Lecture de La Juste Part de Robichaud et Turmel (Documents – Nouveau Projet)

Petit essai très pertinent et utile, La Juste Part (voir aussi, présentation sur Viméo) s’est lu en un seul coup, dans le train pour me rendre au bureau. L’objectif est de nuancer le paradigme dominant du libéralisme économique, qui tend à s’approprier la rhétorique de la « juste part » de chacun pour valider la commodification des biens ou services publics. Donc, les auteurs visent

« de rendre compte de l’importance de la coopération sociale pour toute production de richesse. […] La production de richesses étant une affaire collective et non individuelle, il revient à la société de choisir la redistribution qui est la plus susceptible de lui permettre d’atteindre ses objectifs. » (p.12)

- _CONSIGNES DE TRAVAIL_:
• A. Traduisez en anglais cette phrase de la recension de La Juste Part : « L’objectif est de nuancer le paradigme dominant du libéralisme économique, qui tend à s’approprier la rhétorique de la « juste part » de chacun pour valider la commodification des biens ou services publics. »
• B. Rédigez la suite de la recension de La Juste Part, en reprenant après la citation tirée de la page 12.

- _DONNÉES FOURNIES_:
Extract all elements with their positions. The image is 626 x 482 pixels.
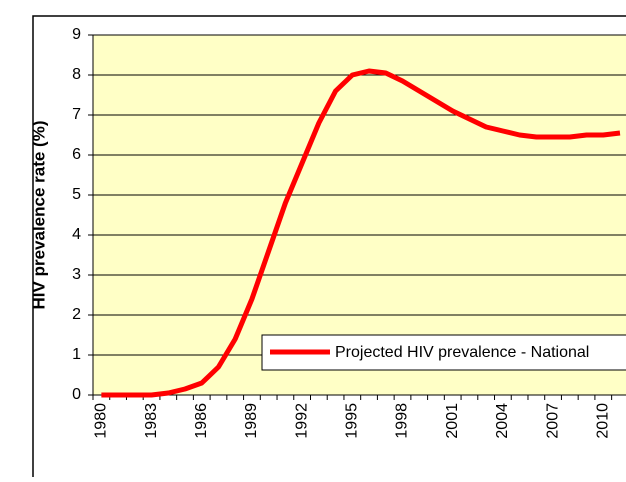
y-tick-label: 0 — [72, 386, 81, 403]
x-tick-label: 1980 — [93, 403, 110, 439]
x-tick-label: 2001 — [444, 403, 461, 439]
x-tick-label: 2010 — [594, 403, 611, 439]
y-tick-label: 9 — [72, 26, 81, 43]
y-tick-label: 6 — [72, 146, 81, 163]
x-tick-label: 2004 — [494, 403, 511, 439]
x-tick-label: 1989 — [243, 403, 260, 439]
y-tick-label: 8 — [72, 66, 81, 83]
x-tick-label: 1995 — [344, 403, 361, 439]
x-tick-label: 2007 — [544, 403, 561, 439]
y-tick-label: 1 — [72, 346, 81, 363]
y-tick-label: 4 — [72, 226, 81, 243]
data-line — [101, 68, 621, 398]
y-axis-label: HIV prevalence rate (%) — [29, 121, 48, 310]
x-tick-label: 1998 — [394, 403, 411, 439]
y-tick-label: 2 — [72, 306, 81, 323]
y-tick-label: 5 — [72, 186, 81, 203]
x-tick-label: 1986 — [193, 403, 210, 439]
y-tick-label: 3 — [72, 266, 81, 283]
chart-frame — [32, 15, 626, 482]
y-tick-label: 7 — [72, 106, 81, 123]
x-tick-label: 1992 — [293, 403, 310, 439]
x-tick-label: 1983 — [143, 403, 160, 439]
legend-label: Projected HIV prevalence - National — [335, 344, 589, 361]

- _RÉPONSES DANS L'ORDRE_:
• A. The aim is to nuance the dominant paradigm of economic liberalism, which tends to appropriate the rhetoric of everyone's "fair share" to validate the commodification of public goods or services.

• B.
S’attaquant au mythe de « l’utopie capitaliste » (p.22) – la liberté parfaite et le baume des marchés sur les maux de la société – les auteurs revisitent les « penseurs du contrat social (Locke, Thomas Hobbes, Jean-Jacques Rousseau) » (p.20) pour élucider pourquoi un humain en quête de liberté accepterai à se joindre à une société. Il faut distinguer

« trois formes d’interactions (la coordination, la coopération et la compétition) dans lesquels les individus peuvent être impliqués et qui jouent un rôle crucial dans le fonctionnement de l’économie de marché, tout en exigeant aussi des formes d’intervention extérieure, collective et institutionnelle. » (p. 24-25).

Dans un premier temps, ils relèvent les travaux de l’écossais David Hume sur la coordination (ou « conventions », p. 25) – l’action collective étant nécessaire à l’épanouissement d’une société, surtout lorsque nous atteignons un équilibre optimal (p.27). On parle, entre autre, de tous conduire sur le même côté de la route.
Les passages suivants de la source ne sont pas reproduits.